What needs to be done
All entries are to be given again verbatim.

Data entries
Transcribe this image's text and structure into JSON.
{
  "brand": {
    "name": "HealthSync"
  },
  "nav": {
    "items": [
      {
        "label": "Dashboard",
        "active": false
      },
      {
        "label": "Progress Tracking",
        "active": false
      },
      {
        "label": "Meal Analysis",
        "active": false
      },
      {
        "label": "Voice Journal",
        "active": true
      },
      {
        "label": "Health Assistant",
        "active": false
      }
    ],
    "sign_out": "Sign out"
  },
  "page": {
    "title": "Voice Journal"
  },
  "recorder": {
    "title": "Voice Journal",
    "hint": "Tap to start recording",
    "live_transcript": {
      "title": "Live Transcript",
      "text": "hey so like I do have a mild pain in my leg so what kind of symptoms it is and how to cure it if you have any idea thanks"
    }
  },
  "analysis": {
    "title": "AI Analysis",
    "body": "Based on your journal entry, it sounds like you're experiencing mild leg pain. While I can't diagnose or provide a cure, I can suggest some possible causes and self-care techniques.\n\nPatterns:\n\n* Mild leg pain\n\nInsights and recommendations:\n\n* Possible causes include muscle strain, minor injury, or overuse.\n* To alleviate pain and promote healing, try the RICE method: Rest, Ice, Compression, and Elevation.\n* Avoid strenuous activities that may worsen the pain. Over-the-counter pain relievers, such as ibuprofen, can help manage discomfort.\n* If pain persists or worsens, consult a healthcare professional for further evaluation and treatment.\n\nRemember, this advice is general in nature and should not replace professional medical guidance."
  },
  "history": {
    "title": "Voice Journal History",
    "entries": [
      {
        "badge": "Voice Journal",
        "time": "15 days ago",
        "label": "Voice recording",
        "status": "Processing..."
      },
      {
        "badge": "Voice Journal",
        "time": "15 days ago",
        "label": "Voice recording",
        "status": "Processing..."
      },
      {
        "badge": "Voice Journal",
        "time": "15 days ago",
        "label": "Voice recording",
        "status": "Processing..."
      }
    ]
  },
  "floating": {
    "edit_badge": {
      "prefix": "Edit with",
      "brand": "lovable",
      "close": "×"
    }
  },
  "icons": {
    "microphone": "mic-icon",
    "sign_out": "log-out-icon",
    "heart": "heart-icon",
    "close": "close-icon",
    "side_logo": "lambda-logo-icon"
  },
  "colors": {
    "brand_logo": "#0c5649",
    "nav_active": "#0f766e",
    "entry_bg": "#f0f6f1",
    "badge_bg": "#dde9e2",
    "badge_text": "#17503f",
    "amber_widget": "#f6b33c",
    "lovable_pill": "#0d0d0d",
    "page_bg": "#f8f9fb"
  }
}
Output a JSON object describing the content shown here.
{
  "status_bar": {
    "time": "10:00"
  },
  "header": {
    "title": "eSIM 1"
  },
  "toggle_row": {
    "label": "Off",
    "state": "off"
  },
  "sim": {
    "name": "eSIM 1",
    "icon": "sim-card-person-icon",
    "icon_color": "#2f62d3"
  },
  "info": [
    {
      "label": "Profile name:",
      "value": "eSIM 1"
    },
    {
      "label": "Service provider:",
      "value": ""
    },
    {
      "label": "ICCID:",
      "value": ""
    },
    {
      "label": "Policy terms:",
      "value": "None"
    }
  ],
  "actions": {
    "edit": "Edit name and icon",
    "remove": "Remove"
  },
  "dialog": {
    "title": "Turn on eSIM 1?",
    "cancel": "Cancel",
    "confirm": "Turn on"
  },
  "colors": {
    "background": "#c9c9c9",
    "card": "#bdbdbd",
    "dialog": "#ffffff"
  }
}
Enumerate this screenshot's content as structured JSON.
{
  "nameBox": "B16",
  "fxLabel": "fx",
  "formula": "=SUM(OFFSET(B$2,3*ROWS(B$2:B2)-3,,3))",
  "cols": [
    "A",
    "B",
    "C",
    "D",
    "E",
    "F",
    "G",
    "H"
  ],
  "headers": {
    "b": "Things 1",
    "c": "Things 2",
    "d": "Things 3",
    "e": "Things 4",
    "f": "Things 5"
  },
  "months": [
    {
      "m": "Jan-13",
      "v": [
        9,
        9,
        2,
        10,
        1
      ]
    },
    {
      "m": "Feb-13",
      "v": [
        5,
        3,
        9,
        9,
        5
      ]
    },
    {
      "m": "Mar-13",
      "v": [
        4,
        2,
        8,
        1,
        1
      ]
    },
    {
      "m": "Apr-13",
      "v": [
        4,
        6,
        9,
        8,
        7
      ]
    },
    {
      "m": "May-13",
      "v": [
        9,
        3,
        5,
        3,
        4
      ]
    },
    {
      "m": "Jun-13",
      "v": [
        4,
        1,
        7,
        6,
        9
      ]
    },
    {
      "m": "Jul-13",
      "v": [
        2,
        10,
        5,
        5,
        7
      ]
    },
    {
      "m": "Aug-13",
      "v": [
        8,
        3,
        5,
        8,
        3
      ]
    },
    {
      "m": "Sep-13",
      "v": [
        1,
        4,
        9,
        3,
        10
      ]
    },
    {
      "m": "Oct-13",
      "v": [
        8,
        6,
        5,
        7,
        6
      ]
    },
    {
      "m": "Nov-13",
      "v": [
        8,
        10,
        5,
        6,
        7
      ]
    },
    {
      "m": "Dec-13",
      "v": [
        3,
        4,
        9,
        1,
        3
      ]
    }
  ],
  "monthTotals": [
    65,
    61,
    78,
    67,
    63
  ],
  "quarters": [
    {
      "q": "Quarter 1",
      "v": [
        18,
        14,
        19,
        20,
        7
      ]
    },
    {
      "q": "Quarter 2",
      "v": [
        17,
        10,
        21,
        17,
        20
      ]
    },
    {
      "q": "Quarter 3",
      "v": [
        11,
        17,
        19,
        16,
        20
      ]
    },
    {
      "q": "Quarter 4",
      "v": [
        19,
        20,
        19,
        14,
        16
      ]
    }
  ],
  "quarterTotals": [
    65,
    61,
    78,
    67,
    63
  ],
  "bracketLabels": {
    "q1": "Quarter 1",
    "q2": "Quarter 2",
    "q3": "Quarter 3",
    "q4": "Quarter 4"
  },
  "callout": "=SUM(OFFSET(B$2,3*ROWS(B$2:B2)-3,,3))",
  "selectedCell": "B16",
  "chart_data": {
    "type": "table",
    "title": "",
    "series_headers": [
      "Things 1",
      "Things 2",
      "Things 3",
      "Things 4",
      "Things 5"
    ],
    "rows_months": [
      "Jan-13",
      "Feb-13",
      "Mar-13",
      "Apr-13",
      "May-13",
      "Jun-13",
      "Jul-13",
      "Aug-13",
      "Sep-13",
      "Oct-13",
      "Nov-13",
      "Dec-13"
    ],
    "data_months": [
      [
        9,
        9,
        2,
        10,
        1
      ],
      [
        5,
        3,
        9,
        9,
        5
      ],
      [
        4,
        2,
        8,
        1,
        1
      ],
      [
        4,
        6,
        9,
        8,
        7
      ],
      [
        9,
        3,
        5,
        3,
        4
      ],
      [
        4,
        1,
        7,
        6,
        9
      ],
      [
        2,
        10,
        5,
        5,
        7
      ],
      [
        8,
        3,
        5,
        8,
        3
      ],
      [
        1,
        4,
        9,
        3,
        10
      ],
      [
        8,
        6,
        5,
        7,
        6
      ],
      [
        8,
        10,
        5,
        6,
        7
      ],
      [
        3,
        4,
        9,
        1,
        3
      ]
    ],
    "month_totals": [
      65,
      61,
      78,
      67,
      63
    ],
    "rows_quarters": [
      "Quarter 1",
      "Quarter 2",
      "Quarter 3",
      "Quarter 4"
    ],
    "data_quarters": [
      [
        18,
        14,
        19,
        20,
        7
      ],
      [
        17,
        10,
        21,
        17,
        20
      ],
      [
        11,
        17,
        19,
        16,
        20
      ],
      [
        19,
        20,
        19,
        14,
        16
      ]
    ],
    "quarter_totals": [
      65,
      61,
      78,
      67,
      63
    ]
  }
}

Task solution
Transcribe this image's text and structure into JSON.
{
  "brand": {
    "name": "HealthSync"
  },
  "nav": {
    "items": [
      {
        "label": "Dashboard",
        "active": false
      },
      {
        "label": "Progress Tracking",
        "active": false
      },
      {
        "label": "Meal Analysis",
        "active": false
      },
      {
        "label": "Voice Journal",
        "active": true
      },
      {
        "label": "Health Assistant",
        "active": false
      }
    ],
    "sign_out": "Sign out"
  },
  "page": {
    "title": "Voice Journal"
  },
  "recorder": {
    "title": "Voice Journal",
    "hint": "Tap to start recording",
    "live_transcript": {
      "title": "Live Transcript",
      "text": "hey so like I do have a mild pain in my leg so what kind of symptoms it is and how to cure it if you have any idea thanks"
    }
  },
  "analysis": {
    "title": "AI Analysis",
    "body": "Based on your journal entry, it sounds like you're experiencing mild leg pain. While I can't diagnose or provide a cure, I can suggest some possible causes and self-care techniques.\n\nPatterns:\n\n* Mild leg pain\n\nInsights and recommendations:\n\n* Possible causes include muscle strain, minor injury, or overuse.\n* To alleviate pain and promote healing, try the RICE method: Rest, Ice, Compression, and Elevation.\n* Avoid strenuous activities that may worsen the pain. Over-the-counter pain relievers, such as ibuprofen, can help manage discomfort.\n* If pain persists or worsens, consult a healthcare professional for further evaluation and treatment.\n\nRemember, this advice is general in nature and should not replace professional medical guidance."
  },
  "history": {
    "title": "Voice Journal History",
    "entries": [
      {
        "badge": "Voice Journal",
        "time": "15 days ago",
        "label": "Voice recording",
        "status": "Processing..."
      },
      {
        "badge": "Voice Journal",
        "time": "15 days ago",
        "label": "Voice recording",
        "status": "Processing..."
      },
      {
        "badge": "Voice Journal",
        "time": "15 days ago",
        "label": "Voice recording",
        "status": "Processing..."
      }
    ]
  },
  "floating": {
    "edit_badge": {
      "prefix": "Edit with",
      "brand": "lovable",
      "close": "×"
    }
  },
  "icons": {
    "microphone": "mic-icon",
    "sign_out": "log-out-icon",
    "heart": "heart-icon",
    "close": "close-icon",
    "side_logo": "lambda-logo-icon"
  },
  "colors": {
    "brand_logo": "#0c5649",
    "nav_active": "#0f766e",
    "entry_bg": "#f0f6f1",
    "badge_bg": "#dde9e2",
    "badge_text": "#17503f",
    "amber_widget": "#f6b33c",
    "lovable_pill": "#0d0d0d",
    "page_bg": "#f8f9fb"
  }
}
Output a JSON object describing the content shown here.
{
  "status_bar": {
    "time": "10:00"
  },
  "header": {
    "title": "eSIM 1"
  },
  "toggle_row": {
    "label": "Off",
    "state": "off"
  },
  "sim": {
    "name": "eSIM 1",
    "icon": "sim-card-person-icon",
    "icon_color": "#2f62d3"
  },
  "info": [
    {
      "label": "Profile name:",
      "value": "eSIM 1"
    },
    {
      "label": "Service provider:",
      "value": ""
    },
    {
      "label": "ICCID:",
      "value": ""
    },
    {
      "label": "Policy terms:",
      "value": "None"
    }
  ],
  "actions": {
    "edit": "Edit name and icon",
    "remove": "Remove"
  },
  "dialog": {
    "title": "Turn on eSIM 1?",
    "cancel": "Cancel",
    "confirm": "Turn on"
  },
  "colors": {
    "background": "#c9c9c9",
    "card": "#bdbdbd",
    "dialog": "#ffffff"
  }
}
Enumerate this screenshot's content as structured JSON.
{
  "nameBox": "B16",
  "fxLabel": "fx",
  "formula": "=SUM(OFFSET(B$2,3*ROWS(B$2:B2)-3,,3))",
  "cols": [
    "A",
    "B",
    "C",
    "D",
    "E",
    "F",
    "G",
    "H"
  ],
  "headers": {
    "b": "Things 1",
    "c": "Things 2",
    "d": "Things 3",
    "e": "Things 4",
    "f": "Things 5"
  },
  "months": [
    {
      "m": "Jan-13",
      "v": [
        9,
        9,
        2,
        10,
        1
      ]
    },
    {
      "m": "Feb-13",
      "v": [
        5,
        3,
        9,
        9,
        5
      ]
    },
    {
      "m": "Mar-13",
      "v": [
        4,
        2,
        8,
        1,
        1
      ]
    },
    {
      "m": "Apr-13",
      "v": [
        4,
        6,
        9,
        8,
        7
      ]
    },
    {
      "m": "May-13",
      "v": [
        9,
        3,
        5,
        3,
        4
      ]
    },
    {
      "m": "Jun-13",
      "v": [
        4,
        1,
        7,
        6,
        9
      ]
    },
    {
      "m": "Jul-13",
      "v": [
        2,
        10,
        5,
        5,
        7
      ]
    },
    {
      "m": "Aug-13",
      "v": [
        8,
        3,
        5,
        8,
        3
      ]
    },
    {
      "m": "Sep-13",
      "v": [
        1,
        4,
        9,
        3,
        10
      ]
    },
    {
      "m": "Oct-13",
      "v": [
        8,
        6,
        5,
        7,
        6
      ]
    },
    {
      "m": "Nov-13",
      "v": [
        8,
        10,
        5,
        6,
        7
      ]
    },
    {
      "m": "Dec-13",
      "v": [
        3,
        4,
        9,
        1,
        3
      ]
    }
  ],
  "monthTotals": [
    65,
    61,
    78,
    67,
    63
  ],
  "quarters": [
    {
      "q": "Quarter 1",
      "v": [
        18,
        14,
        19,
        20,
        7
      ]
    },
    {
      "q": "Quarter 2",
      "v": [
        17,
        10,
        21,
        17,
        20
      ]
    },
    {
      "q": "Quarter 3",
      "v": [
        11,
        17,
        19,
        16,
        20
      ]
    },
    {
      "q": "Quarter 4",
      "v": [
        19,
        20,
        19,
        14,
        16
      ]
    }
  ],
  "quarterTotals": [
    65,
    61,
    78,
    67,
    63
  ],
  "bracketLabels": {
    "q1": "Quarter 1",
    "q2": "Quarter 2",
    "q3": "Quarter 3",
    "q4": "Quarter 4"
  },
  "callout": "=SUM(OFFSET(B$2,3*ROWS(B$2:B2)-3,,3))",
  "selectedCell": "B16",
  "chart_data": {
    "type": "table",
    "title": "",
    "series_headers": [
      "Things 1",
      "Things 2",
      "Things 3",
      "Things 4",
      "Things 5"
    ],
    "rows_months": [
      "Jan-13",
      "Feb-13",
      "Mar-13",
      "Apr-13",
      "May-13",
      "Jun-13",
      "Jul-13",
      "Aug-13",
      "Sep-13",
      "Oct-13",
      "Nov-13",
      "Dec-13"
    ],
    "data_months": [
      [
        9,
        9,
        2,
        10,
        1
      ],
      [
        5,
        3,
        9,
        9,
        5
      ],
      [
        4,
        2,
        8,
        1,
        1
      ],
      [
        4,
        6,
        9,
        8,
        7
      ],
      [
        9,
        3,
        5,
        3,
        4
      ],
      [
        4,
        1,
        7,
        6,
        9
      ],
      [
        2,
        10,
        5,
        5,
        7
      ],
      [
        8,
        3,
        5,
        8,
        3
      ],
      [
        1,
        4,
        9,
        3,
        10
      ],
      [
        8,
        6,
        5,
        7,
        6
      ],
      [
        8,
        10,
        5,
        6,
        7
      ],
      [
        3,
        4,
        9,
        1,
        3
      ]
    ],
    "month_totals": [
      65,
      61,
      78,
      67,
      63
    ],
    "rows_quarters": [
      "Quarter 1",
      "Quarter 2",
      "Quarter 3",
      "Quarter 4"
    ],
    "data_quarters": [
      [
        18,
        14,
        19,
        20,
        7
      ],
      [
        17,
        10,
        21,
        17,
        20
      ],
      [
        11,
        17,
        19,
        16,
        20
      ],
      [
        19,
        20,
        19,
        14,
        16
      ]
    ],
    "quarter_totals": [
      65,
      61,
      78,
      67,
      63
    ]
  }
}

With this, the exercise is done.